- [PROBLEM TO WORK ON]:
Make an exact copy of the records, with the images left out.

"""

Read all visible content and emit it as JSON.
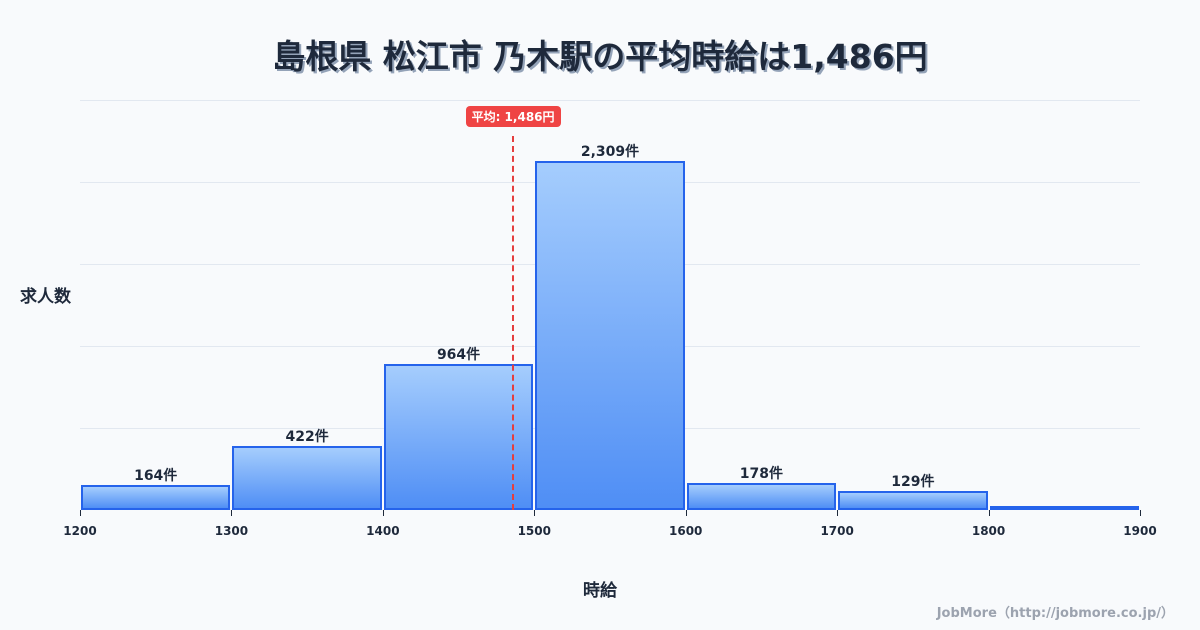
{
  "title": "島根県 松江市 乃木駅の平均時給は1,486円",
  "footer": "JobMore（http://jobmore.co.jp/）",
  "chart_data": {
    "type": "bar",
    "title": "島根県 松江市 乃木駅の平均時給は1,486円",
    "xlabel": "時給",
    "ylabel": "求人数",
    "bins": [
      [
        1200,
        1300
      ],
      [
        1300,
        1400
      ],
      [
        1400,
        1500
      ],
      [
        1500,
        1600
      ],
      [
        1600,
        1700
      ],
      [
        1700,
        1800
      ],
      [
        1800,
        1900
      ]
    ],
    "categories": [
      "1200-1300",
      "1300-1400",
      "1400-1500",
      "1500-1600",
      "1600-1700",
      "1700-1800",
      "1800-1900"
    ],
    "values": [
      164,
      422,
      964,
      2309,
      178,
      129,
      25
    ],
    "bar_labels": [
      "164件",
      "422件",
      "964件",
      "2,309件",
      "178件",
      "129件",
      ""
    ],
    "x_ticks": [
      "1200",
      "1300",
      "1400",
      "1500",
      "1600",
      "1700",
      "1800",
      "1900"
    ],
    "xlim": [
      1200,
      1900
    ],
    "ylim": [
      0,
      2713
    ],
    "grid": true,
    "average": {
      "value": 1486,
      "label": "平均: 1,486円",
      "color": "#ef4444"
    },
    "bar_color": "#60a5fa",
    "bar_border": "#2563eb"
  }
}
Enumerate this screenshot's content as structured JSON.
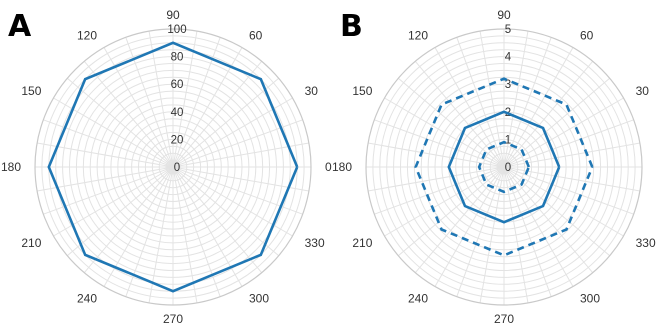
{
  "chart_data": [
    {
      "type": "line",
      "panel_label": "A",
      "subtype": "polar",
      "theta_unit": "degrees",
      "theta_ticks": [
        "0",
        "30",
        "60",
        "90",
        "120",
        "150",
        "180",
        "210",
        "240",
        "270",
        "300",
        "330"
      ],
      "r_ticks": [
        "0",
        "20",
        "40",
        "60",
        "80",
        "100"
      ],
      "rlim": [
        0,
        100
      ],
      "grid": true,
      "series": [
        {
          "theta": [
            0,
            45,
            90,
            135,
            180,
            225,
            270,
            315,
            360
          ],
          "r": [
            90,
            90,
            90,
            90,
            90,
            90,
            90,
            90,
            90
          ],
          "color": "#1f77b4",
          "line_style": "solid"
        }
      ]
    },
    {
      "type": "line",
      "panel_label": "B",
      "subtype": "polar",
      "theta_unit": "degrees",
      "theta_ticks": [
        "0",
        "30",
        "60",
        "90",
        "120",
        "150",
        "180",
        "210",
        "240",
        "270",
        "300",
        "330"
      ],
      "r_ticks": [
        "0",
        "1",
        "2",
        "3",
        "4",
        "5"
      ],
      "rlim": [
        0,
        5
      ],
      "grid": true,
      "series": [
        {
          "theta": [
            0,
            45,
            90,
            135,
            180,
            225,
            270,
            315,
            360
          ],
          "r": [
            0.9,
            0.9,
            0.9,
            0.9,
            0.9,
            0.9,
            0.9,
            0.9,
            0.9
          ],
          "color": "#1f77b4",
          "line_style": "dashed"
        },
        {
          "theta": [
            0,
            45,
            90,
            135,
            180,
            225,
            270,
            315,
            360
          ],
          "r": [
            2,
            2,
            2,
            2,
            2,
            2,
            2,
            2,
            2
          ],
          "color": "#1f77b4",
          "line_style": "solid"
        },
        {
          "theta": [
            0,
            45,
            90,
            135,
            180,
            225,
            270,
            315,
            360
          ],
          "r": [
            3.2,
            3.2,
            3.2,
            3.2,
            3.2,
            3.2,
            3.2,
            3.2,
            3.2
          ],
          "color": "#1f77b4",
          "line_style": "dashed"
        }
      ]
    }
  ]
}
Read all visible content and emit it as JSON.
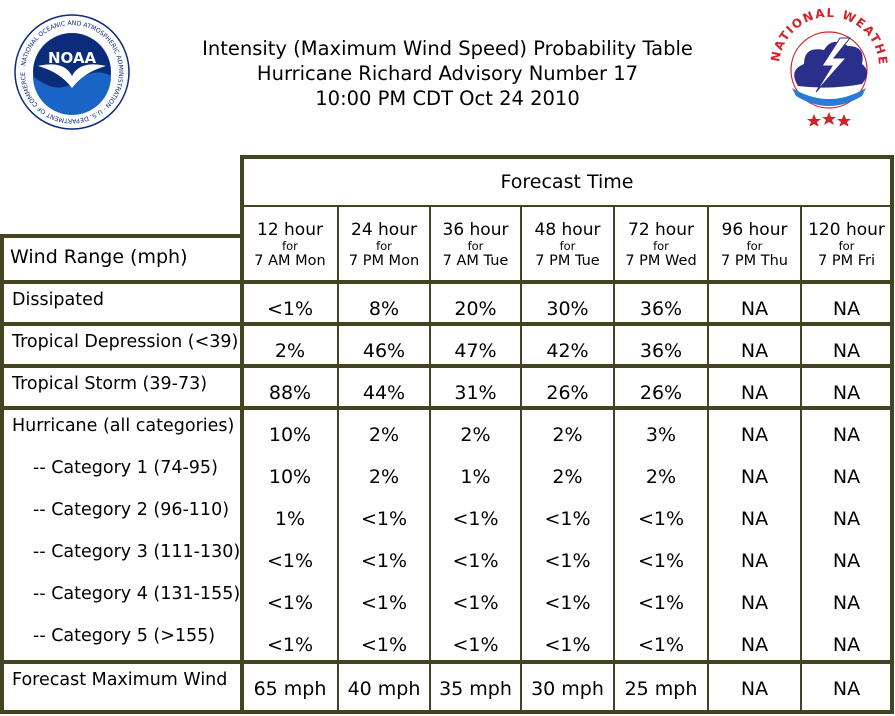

"""

- [ANSWER TO THE TASK]:
Read all visible content and emit it as JSON.
{
  "title": "島根県 松江市 乃木駅の平均時給は1,486円",
  "footer": "JobMore（http://jobmore.co.jp/）",
  "chart_data": {
    "type": "bar",
    "title": "島根県 松江市 乃木駅の平均時給は1,486円",
    "xlabel": "時給",
    "ylabel": "求人数",
    "bins": [
      [
        1200,
        1300
      ],
      [
        1300,
        1400
      ],
      [
        1400,
        1500
      ],
      [
        1500,
        1600
      ],
      [
        1600,
        1700
      ],
      [
        1700,
        1800
      ],
      [
        1800,
        1900
      ]
    ],
    "categories": [
      "1200-1300",
      "1300-1400",
      "1400-1500",
      "1500-1600",
      "1600-1700",
      "1700-1800",
      "1800-1900"
    ],
    "values": [
      164,
      422,
      964,
      2309,
      178,
      129,
      25
    ],
    "bar_labels": [
      "164件",
      "422件",
      "964件",
      "2,309件",
      "178件",
      "129件",
      ""
    ],
    "x_ticks": [
      "1200",
      "1300",
      "1400",
      "1500",
      "1600",
      "1700",
      "1800",
      "1900"
    ],
    "xlim": [
      1200,
      1900
    ],
    "ylim": [
      0,
      2713
    ],
    "grid": true,
    "average": {
      "value": 1486,
      "label": "平均: 1,486円",
      "color": "#ef4444"
    },
    "bar_color": "#60a5fa",
    "bar_border": "#2563eb"
  }
}
Enumerate this screenshot's content as structured JSON.
{
  "chart_data": [
    {
      "type": "line",
      "panel_label": "A",
      "subtype": "polar",
      "theta_unit": "degrees",
      "theta_ticks": [
        "0",
        "30",
        "60",
        "90",
        "120",
        "150",
        "180",
        "210",
        "240",
        "270",
        "300",
        "330"
      ],
      "r_ticks": [
        "0",
        "20",
        "40",
        "60",
        "80",
        "100"
      ],
      "rlim": [
        0,
        100
      ],
      "grid": true,
      "series": [
        {
          "theta": [
            0,
            45,
            90,
            135,
            180,
            225,
            270,
            315,
            360
          ],
          "r": [
            90,
            90,
            90,
            90,
            90,
            90,
            90,
            90,
            90
          ],
          "color": "#1f77b4",
          "line_style": "solid"
        }
      ]
    },
    {
      "type": "line",
      "panel_label": "B",
      "subtype": "polar",
      "theta_unit": "degrees",
      "theta_ticks": [
        "0",
        "30",
        "60",
        "90",
        "120",
        "150",
        "180",
        "210",
        "240",
        "270",
        "300",
        "330"
      ],
      "r_ticks": [
        "0",
        "1",
        "2",
        "3",
        "4",
        "5"
      ],
      "rlim": [
        0,
        5
      ],
      "grid": true,
      "series": [
        {
          "theta": [
            0,
            45,
            90,
            135,
            180,
            225,
            270,
            315,
            360
          ],
          "r": [
            0.9,
            0.9,
            0.9,
            0.9,
            0.9,
            0.9,
            0.9,
            0.9,
            0.9
          ],
          "color": "#1f77b4",
          "line_style": "dashed"
        },
        {
          "theta": [
            0,
            45,
            90,
            135,
            180,
            225,
            270,
            315,
            360
          ],
          "r": [
            2,
            2,
            2,
            2,
            2,
            2,
            2,
            2,
            2
          ],
          "color": "#1f77b4",
          "line_style": "solid"
        },
        {
          "theta": [
            0,
            45,
            90,
            135,
            180,
            225,
            270,
            315,
            360
          ],
          "r": [
            3.2,
            3.2,
            3.2,
            3.2,
            3.2,
            3.2,
            3.2,
            3.2,
            3.2
          ],
          "color": "#1f77b4",
          "line_style": "dashed"
        }
      ]
    }
  ]
}
Read all visible content and emit it as JSON.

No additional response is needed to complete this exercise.